#### Description of the task
Make an exact copy of each entry, leaving out every picture.

#### Source material
_ _ _ _ _ _ _

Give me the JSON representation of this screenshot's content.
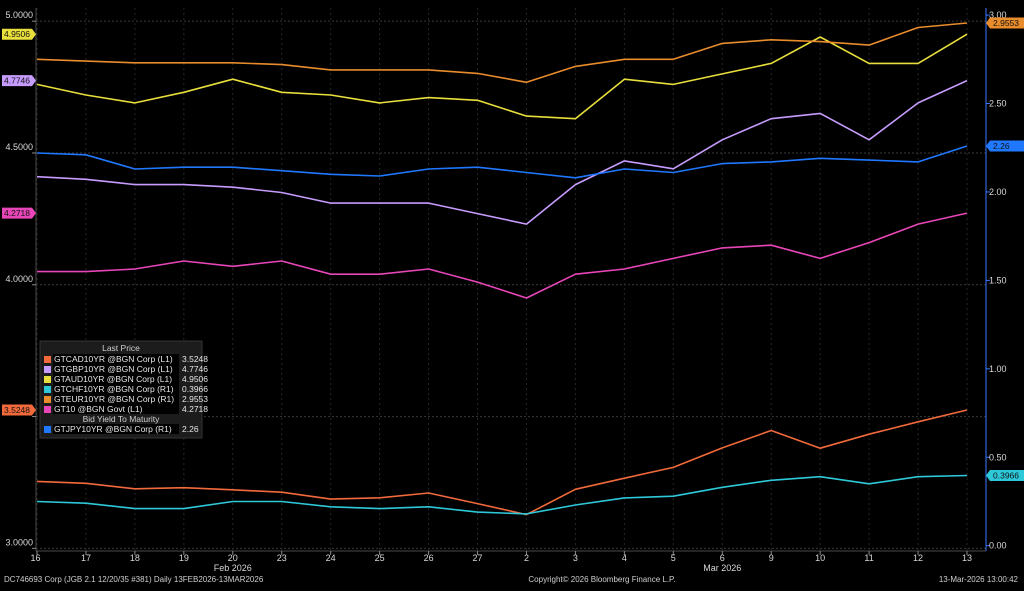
{
  "chart_data": {
    "type": "line",
    "x": [
      "16",
      "17",
      "18",
      "19",
      "20",
      "23",
      "24",
      "25",
      "26",
      "27",
      "2",
      "3",
      "4",
      "5",
      "6",
      "9",
      "10",
      "11",
      "12",
      "13"
    ],
    "month_labels": [
      "Feb 2026",
      "Mar 2026"
    ],
    "left_axis": {
      "ticks": [
        "5.0000",
        "4.5000",
        "4.0000",
        "3.5000",
        "3.0000"
      ],
      "ylim": [
        2.99,
        5.05
      ]
    },
    "right_axis": {
      "ticks": [
        "3.00",
        "2.50",
        "2.00",
        "1.50",
        "1.00",
        "0.50",
        "0.00"
      ],
      "ylim": [
        -0.03,
        3.04
      ]
    },
    "series": [
      {
        "name": "GTCAD10YR @BGN Corp (L1)",
        "last": "3.5248",
        "color": "#f26a3c",
        "axis": "left",
        "values": [
          3.254,
          3.247,
          3.226,
          3.23,
          3.222,
          3.213,
          3.187,
          3.192,
          3.21,
          3.17,
          3.128,
          3.224,
          3.266,
          3.307,
          3.381,
          3.447,
          3.38,
          3.433,
          3.48,
          3.5248
        ]
      },
      {
        "name": "GTGBP10YR @BGN Corp (L1)",
        "last": "4.7746",
        "color": "#c79cff",
        "axis": "left",
        "values": [
          4.41,
          4.4,
          4.38,
          4.38,
          4.37,
          4.35,
          4.31,
          4.31,
          4.31,
          4.27,
          4.23,
          4.38,
          4.47,
          4.44,
          4.55,
          4.63,
          4.65,
          4.55,
          4.69,
          4.7746
        ]
      },
      {
        "name": "GTAUD10YR @BGN Corp (L1)",
        "last": "4.9506",
        "color": "#e8df3c",
        "axis": "left",
        "values": [
          4.76,
          4.72,
          4.69,
          4.73,
          4.78,
          4.73,
          4.72,
          4.69,
          4.71,
          4.7,
          4.64,
          4.63,
          4.78,
          4.76,
          4.8,
          4.84,
          4.94,
          4.84,
          4.84,
          4.9506
        ]
      },
      {
        "name": "GTCHF10YR @BGN Corp (R1)",
        "last": "0.3966",
        "color": "#2ec9d9",
        "axis": "right",
        "values": [
          0.25,
          0.24,
          0.21,
          0.21,
          0.25,
          0.25,
          0.22,
          0.21,
          0.22,
          0.19,
          0.18,
          0.23,
          0.27,
          0.28,
          0.33,
          0.37,
          0.39,
          0.35,
          0.39,
          0.3966
        ]
      },
      {
        "name": "GTEUR10YR @BGN Corp (R1)",
        "last": "2.9553",
        "color": "#e88c2c",
        "axis": "right",
        "values": [
          2.75,
          2.74,
          2.73,
          2.73,
          2.73,
          2.72,
          2.69,
          2.69,
          2.69,
          2.67,
          2.62,
          2.71,
          2.75,
          2.75,
          2.84,
          2.86,
          2.85,
          2.83,
          2.93,
          2.9553
        ]
      },
      {
        "name": "GT10 @BGN Govt (L1)",
        "last": "4.2718",
        "color": "#e846b8",
        "axis": "left",
        "values": [
          4.05,
          4.05,
          4.06,
          4.09,
          4.07,
          4.09,
          4.04,
          4.04,
          4.06,
          4.01,
          3.95,
          4.04,
          4.06,
          4.1,
          4.14,
          4.15,
          4.1,
          4.16,
          4.23,
          4.2718
        ]
      },
      {
        "name": "GTJPY10YR @BGN Corp (R1)",
        "last": "2.26",
        "color": "#1f78ff",
        "axis": "right",
        "values": [
          2.22,
          2.21,
          2.13,
          2.14,
          2.14,
          2.12,
          2.1,
          2.09,
          2.13,
          2.14,
          2.11,
          2.08,
          2.13,
          2.11,
          2.16,
          2.17,
          2.19,
          2.18,
          2.17,
          2.26
        ]
      }
    ],
    "legend": {
      "header_left": "Last Price",
      "header_right": "Bid Yield To Maturity",
      "placement": "bottom-left"
    },
    "grid": true
  },
  "footer": {
    "left": "DC746693 Corp (JGB 2.1 12/20/35 #381) Daily 13FEB2026-13MAR2026",
    "center": "Copyright© 2026 Bloomberg Finance L.P.",
    "right": "13-Mar-2026 13:00:42"
  }
}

_ _ _ _ _ _ _

#### Output of the task
Give me the JSON representation of this screenshot's content.
{
  "chart_data": {
    "type": "line",
    "x": [
      "16",
      "17",
      "18",
      "19",
      "20",
      "23",
      "24",
      "25",
      "26",
      "27",
      "2",
      "3",
      "4",
      "5",
      "6",
      "9",
      "10",
      "11",
      "12",
      "13"
    ],
    "month_labels": [
      "Feb 2026",
      "Mar 2026"
    ],
    "left_axis": {
      "ticks": [
        "5.0000",
        "4.5000",
        "4.0000",
        "3.5000",
        "3.0000"
      ],
      "ylim": [
        2.99,
        5.05
      ]
    },
    "right_axis": {
      "ticks": [
        "3.00",
        "2.50",
        "2.00",
        "1.50",
        "1.00",
        "0.50",
        "0.00"
      ],
      "ylim": [
        -0.03,
        3.04
      ]
    },
    "series": [
      {
        "name": "GTCAD10YR @BGN Corp (L1)",
        "last": "3.5248",
        "color": "#f26a3c",
        "axis": "left",
        "values": [
          3.254,
          3.247,
          3.226,
          3.23,
          3.222,
          3.213,
          3.187,
          3.192,
          3.21,
          3.17,
          3.128,
          3.224,
          3.266,
          3.307,
          3.381,
          3.447,
          3.38,
          3.433,
          3.48,
          3.5248
        ]
      },
      {
        "name": "GTGBP10YR @BGN Corp (L1)",
        "last": "4.7746",
        "color": "#c79cff",
        "axis": "left",
        "values": [
          4.41,
          4.4,
          4.38,
          4.38,
          4.37,
          4.35,
          4.31,
          4.31,
          4.31,
          4.27,
          4.23,
          4.38,
          4.47,
          4.44,
          4.55,
          4.63,
          4.65,
          4.55,
          4.69,
          4.7746
        ]
      },
      {
        "name": "GTAUD10YR @BGN Corp (L1)",
        "last": "4.9506",
        "color": "#e8df3c",
        "axis": "left",
        "values": [
          4.76,
          4.72,
          4.69,
          4.73,
          4.78,
          4.73,
          4.72,
          4.69,
          4.71,
          4.7,
          4.64,
          4.63,
          4.78,
          4.76,
          4.8,
          4.84,
          4.94,
          4.84,
          4.84,
          4.9506
        ]
      },
      {
        "name": "GTCHF10YR @BGN Corp (R1)",
        "last": "0.3966",
        "color": "#2ec9d9",
        "axis": "right",
        "values": [
          0.25,
          0.24,
          0.21,
          0.21,
          0.25,
          0.25,
          0.22,
          0.21,
          0.22,
          0.19,
          0.18,
          0.23,
          0.27,
          0.28,
          0.33,
          0.37,
          0.39,
          0.35,
          0.39,
          0.3966
        ]
      },
      {
        "name": "GTEUR10YR @BGN Corp (R1)",
        "last": "2.9553",
        "color": "#e88c2c",
        "axis": "right",
        "values": [
          2.75,
          2.74,
          2.73,
          2.73,
          2.73,
          2.72,
          2.69,
          2.69,
          2.69,
          2.67,
          2.62,
          2.71,
          2.75,
          2.75,
          2.84,
          2.86,
          2.85,
          2.83,
          2.93,
          2.9553
        ]
      },
      {
        "name": "GT10 @BGN Govt (L1)",
        "last": "4.2718",
        "color": "#e846b8",
        "axis": "left",
        "values": [
          4.05,
          4.05,
          4.06,
          4.09,
          4.07,
          4.09,
          4.04,
          4.04,
          4.06,
          4.01,
          3.95,
          4.04,
          4.06,
          4.1,
          4.14,
          4.15,
          4.1,
          4.16,
          4.23,
          4.2718
        ]
      },
      {
        "name": "GTJPY10YR @BGN Corp (R1)",
        "last": "2.26",
        "color": "#1f78ff",
        "axis": "right",
        "values": [
          2.22,
          2.21,
          2.13,
          2.14,
          2.14,
          2.12,
          2.1,
          2.09,
          2.13,
          2.14,
          2.11,
          2.08,
          2.13,
          2.11,
          2.16,
          2.17,
          2.19,
          2.18,
          2.17,
          2.26
        ]
      }
    ],
    "legend": {
      "header_left": "Last Price",
      "header_right": "Bid Yield To Maturity",
      "placement": "bottom-left"
    },
    "grid": true
  },
  "footer": {
    "left": "DC746693 Corp (JGB 2.1 12/20/35 #381) Daily 13FEB2026-13MAR2026",
    "center": "Copyright© 2026 Bloomberg Finance L.P.",
    "right": "13-Mar-2026 13:00:42"
  }
}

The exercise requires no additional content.